- Document excerpt -

☆ ☆ ☆

Because sound insulation of impact loads such as foot traffic is sometimes difficult to achieve with timber-only members, a concrete floor is sometimes preferred on a suspended timber platform. In this case a timber subfloor will be constructed. This will be covered by a moisture barrier on which a thin concrete slab will be laid. Another flooring material (i.e. laminate flooring, tiles, strip flooring) can be laid on the concrete slab if so preferred. Adding mass to the floor increases impact isolation. However, additional mass will also influence the floor design.

Suspended floors require stress graded structural lumber for bearers and joists. Exposed bearers need to be treated to H3- and joists to minimum H2-requirements. H2 for joists not exposed to weather and H3 for joists exposed to weathering. Laminated beams are generally only treated to H2 and as such should be used in unexposed applications only.

☆ ☆ ☆

Resume the text on suspended timber floor construction, picking up right after its last sentence.

- Extracted information -
☆ ☆ ☆

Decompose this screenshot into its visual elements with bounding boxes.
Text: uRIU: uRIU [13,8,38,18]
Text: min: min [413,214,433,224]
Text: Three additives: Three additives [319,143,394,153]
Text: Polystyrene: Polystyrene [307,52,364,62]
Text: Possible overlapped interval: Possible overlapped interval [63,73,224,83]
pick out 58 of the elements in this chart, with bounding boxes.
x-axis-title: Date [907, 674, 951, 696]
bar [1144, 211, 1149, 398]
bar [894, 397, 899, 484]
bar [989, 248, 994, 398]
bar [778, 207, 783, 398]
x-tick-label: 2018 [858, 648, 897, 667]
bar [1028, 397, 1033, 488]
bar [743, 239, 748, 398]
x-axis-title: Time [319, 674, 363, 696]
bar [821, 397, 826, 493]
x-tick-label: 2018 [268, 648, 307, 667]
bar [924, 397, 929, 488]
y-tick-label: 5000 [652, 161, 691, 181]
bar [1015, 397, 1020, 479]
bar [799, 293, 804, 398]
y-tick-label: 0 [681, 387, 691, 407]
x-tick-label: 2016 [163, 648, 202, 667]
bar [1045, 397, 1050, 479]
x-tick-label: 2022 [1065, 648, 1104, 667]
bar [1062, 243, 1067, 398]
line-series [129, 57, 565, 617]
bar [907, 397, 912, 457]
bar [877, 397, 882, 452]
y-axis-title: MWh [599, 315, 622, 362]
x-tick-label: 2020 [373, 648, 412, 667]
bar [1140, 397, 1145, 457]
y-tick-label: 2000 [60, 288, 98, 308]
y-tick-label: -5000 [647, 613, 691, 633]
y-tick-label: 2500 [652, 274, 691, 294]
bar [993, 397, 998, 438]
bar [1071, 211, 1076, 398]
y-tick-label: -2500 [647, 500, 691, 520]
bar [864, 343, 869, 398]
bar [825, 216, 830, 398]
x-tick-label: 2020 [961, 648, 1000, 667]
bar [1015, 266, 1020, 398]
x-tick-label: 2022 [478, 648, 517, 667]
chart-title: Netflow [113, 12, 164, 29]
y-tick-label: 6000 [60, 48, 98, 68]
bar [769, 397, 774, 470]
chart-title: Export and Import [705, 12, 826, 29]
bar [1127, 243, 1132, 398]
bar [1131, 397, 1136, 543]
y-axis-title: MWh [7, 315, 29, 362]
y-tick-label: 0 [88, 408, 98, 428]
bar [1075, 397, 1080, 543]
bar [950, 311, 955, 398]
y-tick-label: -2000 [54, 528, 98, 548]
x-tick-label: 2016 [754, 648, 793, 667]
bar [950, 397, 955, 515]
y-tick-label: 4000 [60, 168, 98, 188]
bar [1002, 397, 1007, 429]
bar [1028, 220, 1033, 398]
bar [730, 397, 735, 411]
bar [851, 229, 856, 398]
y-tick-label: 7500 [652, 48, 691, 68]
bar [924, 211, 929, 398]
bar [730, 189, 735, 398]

☆ ☆ ☆

- Task result -
Figure 15: Joints Must Always Occur Over a Bearer of a Load Bearing Wall

e. Fire stops

Open spaces beneath floors, in walls or in ceilings often allow fires to spread quickly through a building. To prevent this rapid spreading of fire, the spaces in timber framing linking different rooms must be fire-stopped. The following spaces need to be fire-stopped: a) Spaces in exterior walls between studs. b) Spaces between studs in interior walls must be fire-stopped as recommended for exterior walls. c) Concealed spaces between floor joists must be fire-stopped (for the full depth of the joists) with 38 mm blocking at the ends and over the supports. Where solid bridging is provided, it will usually be acceptable as a fire stop (see Figure 16). d) Spaces between the timber wall framing and masonry walls must be fire-stopped at each floor level and at the top ceiling level by timber blocking thick enough to fill the space, or by non-combustible insulation material accurately fitted into the space. e) Spaces between the timber framing and the chimney masonry of a fireplace at floors and ceilings must be fitted with non-combustible insulation material. f) In separating walls, a wire-reinforced mineral wool blanket shall be used. SANS 10082:2007 Page 45 (6.4.16)

Figure 16: Fire Stops and Bridging

In addition to the benefits of bridging elements to stop fire spread, these elements also increase the floor structure and stiffness and helps to decrease potential floor vibration.

f. Quiz

1. Which one of the following is usually NOT an important function of a timber floor or platform?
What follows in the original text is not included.